## Problem
Going through the material below, please gather all lines with the word "लगभग" in them.

▬▬▬

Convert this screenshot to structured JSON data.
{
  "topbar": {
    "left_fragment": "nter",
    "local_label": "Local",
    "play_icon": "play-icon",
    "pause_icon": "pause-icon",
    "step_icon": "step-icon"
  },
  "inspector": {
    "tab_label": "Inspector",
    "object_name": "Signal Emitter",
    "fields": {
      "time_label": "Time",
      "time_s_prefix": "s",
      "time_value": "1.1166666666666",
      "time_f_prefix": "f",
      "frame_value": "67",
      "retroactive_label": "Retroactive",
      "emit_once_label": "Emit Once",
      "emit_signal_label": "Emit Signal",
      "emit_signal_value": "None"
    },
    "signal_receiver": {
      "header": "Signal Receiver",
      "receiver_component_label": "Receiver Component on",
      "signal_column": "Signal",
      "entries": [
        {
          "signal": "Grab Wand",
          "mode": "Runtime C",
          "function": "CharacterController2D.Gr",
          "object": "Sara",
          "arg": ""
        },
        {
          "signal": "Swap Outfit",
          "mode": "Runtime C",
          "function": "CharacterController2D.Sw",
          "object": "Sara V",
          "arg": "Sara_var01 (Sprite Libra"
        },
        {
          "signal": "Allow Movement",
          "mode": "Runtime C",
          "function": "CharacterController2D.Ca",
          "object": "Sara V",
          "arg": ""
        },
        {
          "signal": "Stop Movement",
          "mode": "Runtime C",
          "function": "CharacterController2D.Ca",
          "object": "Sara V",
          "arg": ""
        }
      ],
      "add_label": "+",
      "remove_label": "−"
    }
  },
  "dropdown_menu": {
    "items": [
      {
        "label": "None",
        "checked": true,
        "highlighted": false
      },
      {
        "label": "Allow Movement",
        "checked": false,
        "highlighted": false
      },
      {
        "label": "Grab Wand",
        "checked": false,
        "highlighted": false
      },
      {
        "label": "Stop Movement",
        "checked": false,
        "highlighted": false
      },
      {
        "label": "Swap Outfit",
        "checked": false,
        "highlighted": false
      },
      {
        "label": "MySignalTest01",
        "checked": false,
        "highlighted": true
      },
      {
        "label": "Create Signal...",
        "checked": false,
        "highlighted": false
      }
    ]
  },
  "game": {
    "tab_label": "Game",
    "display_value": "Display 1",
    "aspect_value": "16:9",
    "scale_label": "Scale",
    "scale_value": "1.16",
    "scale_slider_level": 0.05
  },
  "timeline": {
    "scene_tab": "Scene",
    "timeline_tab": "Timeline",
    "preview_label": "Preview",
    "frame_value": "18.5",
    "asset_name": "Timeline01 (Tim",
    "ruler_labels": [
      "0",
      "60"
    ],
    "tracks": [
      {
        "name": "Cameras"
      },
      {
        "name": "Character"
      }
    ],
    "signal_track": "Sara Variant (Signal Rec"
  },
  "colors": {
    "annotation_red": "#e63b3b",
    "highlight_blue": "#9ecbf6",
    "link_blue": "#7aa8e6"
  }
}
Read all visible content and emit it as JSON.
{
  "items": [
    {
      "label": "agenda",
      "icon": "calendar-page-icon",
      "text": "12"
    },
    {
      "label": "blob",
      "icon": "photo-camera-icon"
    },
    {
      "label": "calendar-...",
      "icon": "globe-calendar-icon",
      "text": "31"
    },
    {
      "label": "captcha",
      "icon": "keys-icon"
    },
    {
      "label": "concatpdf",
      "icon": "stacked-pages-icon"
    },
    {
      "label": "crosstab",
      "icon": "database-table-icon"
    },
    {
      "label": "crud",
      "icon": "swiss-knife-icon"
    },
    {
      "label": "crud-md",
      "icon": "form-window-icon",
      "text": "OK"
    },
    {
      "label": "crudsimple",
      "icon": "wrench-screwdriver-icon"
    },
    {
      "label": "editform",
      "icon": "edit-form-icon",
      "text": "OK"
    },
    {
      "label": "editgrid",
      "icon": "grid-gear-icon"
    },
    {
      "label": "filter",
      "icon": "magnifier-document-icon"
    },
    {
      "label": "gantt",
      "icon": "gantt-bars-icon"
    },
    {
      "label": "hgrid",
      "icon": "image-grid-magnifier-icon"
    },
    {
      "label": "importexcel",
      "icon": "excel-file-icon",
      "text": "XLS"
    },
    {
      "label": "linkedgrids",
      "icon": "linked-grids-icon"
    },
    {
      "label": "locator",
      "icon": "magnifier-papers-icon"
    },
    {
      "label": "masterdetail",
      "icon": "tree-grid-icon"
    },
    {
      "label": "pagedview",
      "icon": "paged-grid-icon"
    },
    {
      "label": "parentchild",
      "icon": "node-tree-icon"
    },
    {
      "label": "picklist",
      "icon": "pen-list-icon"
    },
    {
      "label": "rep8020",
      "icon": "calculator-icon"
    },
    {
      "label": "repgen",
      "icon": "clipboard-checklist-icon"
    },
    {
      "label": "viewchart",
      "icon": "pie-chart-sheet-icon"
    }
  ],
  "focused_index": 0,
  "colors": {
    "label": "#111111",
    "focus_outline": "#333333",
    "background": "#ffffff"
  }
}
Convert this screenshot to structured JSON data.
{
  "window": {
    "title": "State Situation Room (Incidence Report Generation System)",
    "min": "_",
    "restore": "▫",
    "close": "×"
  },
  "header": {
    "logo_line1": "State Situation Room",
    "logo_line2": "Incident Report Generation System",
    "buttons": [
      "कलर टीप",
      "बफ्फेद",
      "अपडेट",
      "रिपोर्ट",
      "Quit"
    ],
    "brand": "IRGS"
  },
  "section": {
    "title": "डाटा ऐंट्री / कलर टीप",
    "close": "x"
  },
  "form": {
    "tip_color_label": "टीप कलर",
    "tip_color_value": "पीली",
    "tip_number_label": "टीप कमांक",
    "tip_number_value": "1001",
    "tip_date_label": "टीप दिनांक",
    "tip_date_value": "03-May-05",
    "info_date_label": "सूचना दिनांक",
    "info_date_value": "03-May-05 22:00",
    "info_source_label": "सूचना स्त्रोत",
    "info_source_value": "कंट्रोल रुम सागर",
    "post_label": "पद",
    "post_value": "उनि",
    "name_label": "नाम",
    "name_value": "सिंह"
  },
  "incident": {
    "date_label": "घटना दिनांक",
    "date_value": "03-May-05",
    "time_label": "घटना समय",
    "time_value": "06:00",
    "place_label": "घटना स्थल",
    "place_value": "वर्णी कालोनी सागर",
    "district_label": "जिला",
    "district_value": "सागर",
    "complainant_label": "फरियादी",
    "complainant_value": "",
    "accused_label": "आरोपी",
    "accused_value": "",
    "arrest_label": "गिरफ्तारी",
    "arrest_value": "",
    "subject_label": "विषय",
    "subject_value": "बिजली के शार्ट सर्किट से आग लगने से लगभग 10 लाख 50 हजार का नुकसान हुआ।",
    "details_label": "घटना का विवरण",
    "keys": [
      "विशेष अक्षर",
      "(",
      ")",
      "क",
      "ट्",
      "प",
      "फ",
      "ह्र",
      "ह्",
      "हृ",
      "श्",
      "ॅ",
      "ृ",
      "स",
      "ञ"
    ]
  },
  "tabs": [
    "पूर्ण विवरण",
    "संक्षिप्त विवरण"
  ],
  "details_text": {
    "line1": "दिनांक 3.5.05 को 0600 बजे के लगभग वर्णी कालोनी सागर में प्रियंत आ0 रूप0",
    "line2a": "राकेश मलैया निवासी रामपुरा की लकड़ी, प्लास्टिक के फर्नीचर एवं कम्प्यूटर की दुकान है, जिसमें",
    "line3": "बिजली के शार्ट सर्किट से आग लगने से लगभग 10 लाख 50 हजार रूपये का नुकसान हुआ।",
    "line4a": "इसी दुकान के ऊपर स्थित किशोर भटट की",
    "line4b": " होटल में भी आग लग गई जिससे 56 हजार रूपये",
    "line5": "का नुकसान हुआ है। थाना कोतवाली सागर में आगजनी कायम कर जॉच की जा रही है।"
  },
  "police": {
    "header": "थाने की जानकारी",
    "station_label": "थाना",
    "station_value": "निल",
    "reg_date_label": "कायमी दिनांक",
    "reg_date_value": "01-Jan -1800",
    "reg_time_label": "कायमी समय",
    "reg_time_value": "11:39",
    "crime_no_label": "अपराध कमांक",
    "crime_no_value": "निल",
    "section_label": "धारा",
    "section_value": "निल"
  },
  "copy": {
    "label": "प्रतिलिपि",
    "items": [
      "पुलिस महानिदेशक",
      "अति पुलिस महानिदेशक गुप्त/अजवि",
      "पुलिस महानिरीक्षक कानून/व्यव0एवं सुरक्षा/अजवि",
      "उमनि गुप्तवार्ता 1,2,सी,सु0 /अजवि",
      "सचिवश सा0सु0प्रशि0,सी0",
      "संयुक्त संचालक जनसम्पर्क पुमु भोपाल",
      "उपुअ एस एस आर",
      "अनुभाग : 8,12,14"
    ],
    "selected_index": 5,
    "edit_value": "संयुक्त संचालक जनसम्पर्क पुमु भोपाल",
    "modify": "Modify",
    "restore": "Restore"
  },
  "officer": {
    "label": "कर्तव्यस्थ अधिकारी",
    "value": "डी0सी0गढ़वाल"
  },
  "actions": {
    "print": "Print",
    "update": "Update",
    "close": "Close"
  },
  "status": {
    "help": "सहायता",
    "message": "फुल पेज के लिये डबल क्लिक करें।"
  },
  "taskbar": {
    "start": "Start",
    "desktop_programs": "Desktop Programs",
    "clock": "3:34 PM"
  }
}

▬▬▬

## Result below
    "subject_value": "बिजली के शार्ट सर्किट से आग लगने से लगभग 10 लाख 50 हजार का नुकसान हुआ।",
    "line1": "दिनांक 3.5.05 को 0600 बजे के लगभग वर्णी कालोनी सागर में प्रियंत आ0 रूप0",
    "line3": "बिजली के शार्ट सर्किट से आग लगने से लगभग 10 लाख 50 हजार रूपये का नुकसान हुआ।",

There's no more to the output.